Begin

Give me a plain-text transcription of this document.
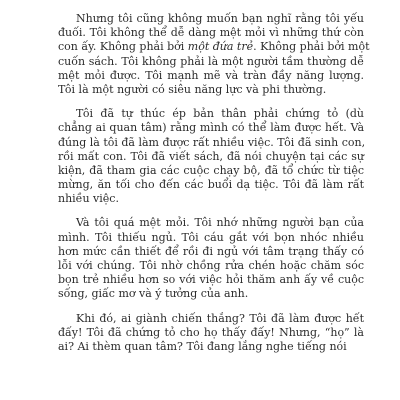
Nhưng tôi cũng không muốn bạn nghĩ rằng tôi yếu
đuối. Tôi không thể dễ dàng mệt mỏi vì những thứ còn
con ấy. Không phải bởi một đứa trẻ. Không phải bởi một
cuốn sách. Tôi không phải là một người tầm thường dễ
mệt mỏi được. Tôi mạnh mẽ và tràn đầy năng lượng.
Tôi là một người có siêu năng lực và phi thường.
Tôi đã tự thúc ép bản thân phải chứng tỏ (dù
chẳng ai quan tâm) rằng mình có thể làm được hết. Và
đúng là tôi đã làm được rất nhiều việc. Tôi đã sinh con,
rồi mất con. Tôi đã viết sách, đã nói chuyện tại các sự
kiện, đã tham gia các cuộc chạy bộ, đã tổ chức từ tiệc
mừng, ăn tối cho đến các buổi dạ tiệc. Tôi đã làm rất
nhiều việc.
Và tôi quá mệt mỏi. Tôi nhớ những người bạn của
mình. Tôi thiếu ngủ. Tôi cáu gắt với bọn nhóc nhiều
hơn mức cần thiết để rồi đi ngủ với tâm trạng thấy có
lỗi với chúng. Tôi nhờ chồng rửa chén hoặc chăm sóc
bọn trẻ nhiều hơn so với việc hỏi thăm anh ấy về cuộc
sống, giấc mơ và ý tưởng của anh.
Khi đó, ai giành chiến thắng? Tôi đã làm được hết
đấy! Tôi đã chứng tỏ cho họ thấy đấy! Nhưng, “họ” là
ai? Ai thèm quan tâm? Tôi đang lắng nghe tiếng nói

End

◆ Written problem ◆
Keep the pictures out of the copy and write out the data exactly as it stands.

◆ Reply to the task ◆
Give me a plain-text transcription of this document.
Nhưng tôi cũng không muốn bạn nghĩ rằng tôi yếu
đuối. Tôi không thể dễ dàng mệt mỏi vì những thứ còn
con ấy. Không phải bởi một đứa trẻ. Không phải bởi một
cuốn sách. Tôi không phải là một người tầm thường dễ
mệt mỏi được. Tôi mạnh mẽ và tràn đầy năng lượng.
Tôi là một người có siêu năng lực và phi thường.
Tôi đã tự thúc ép bản thân phải chứng tỏ (dù
chẳng ai quan tâm) rằng mình có thể làm được hết. Và
đúng là tôi đã làm được rất nhiều việc. Tôi đã sinh con,
rồi mất con. Tôi đã viết sách, đã nói chuyện tại các sự
kiện, đã tham gia các cuộc chạy bộ, đã tổ chức từ tiệc
mừng, ăn tối cho đến các buổi dạ tiệc. Tôi đã làm rất
nhiều việc.
Và tôi quá mệt mỏi. Tôi nhớ những người bạn của
mình. Tôi thiếu ngủ. Tôi cáu gắt với bọn nhóc nhiều
hơn mức cần thiết để rồi đi ngủ với tâm trạng thấy có
lỗi với chúng. Tôi nhờ chồng rửa chén hoặc chăm sóc
bọn trẻ nhiều hơn so với việc hỏi thăm anh ấy về cuộc
sống, giấc mơ và ý tưởng của anh.
Khi đó, ai giành chiến thắng? Tôi đã làm được hết
đấy! Tôi đã chứng tỏ cho họ thấy đấy! Nhưng, “họ” là
ai? Ai thèm quan tâm? Tôi đang lắng nghe tiếng nói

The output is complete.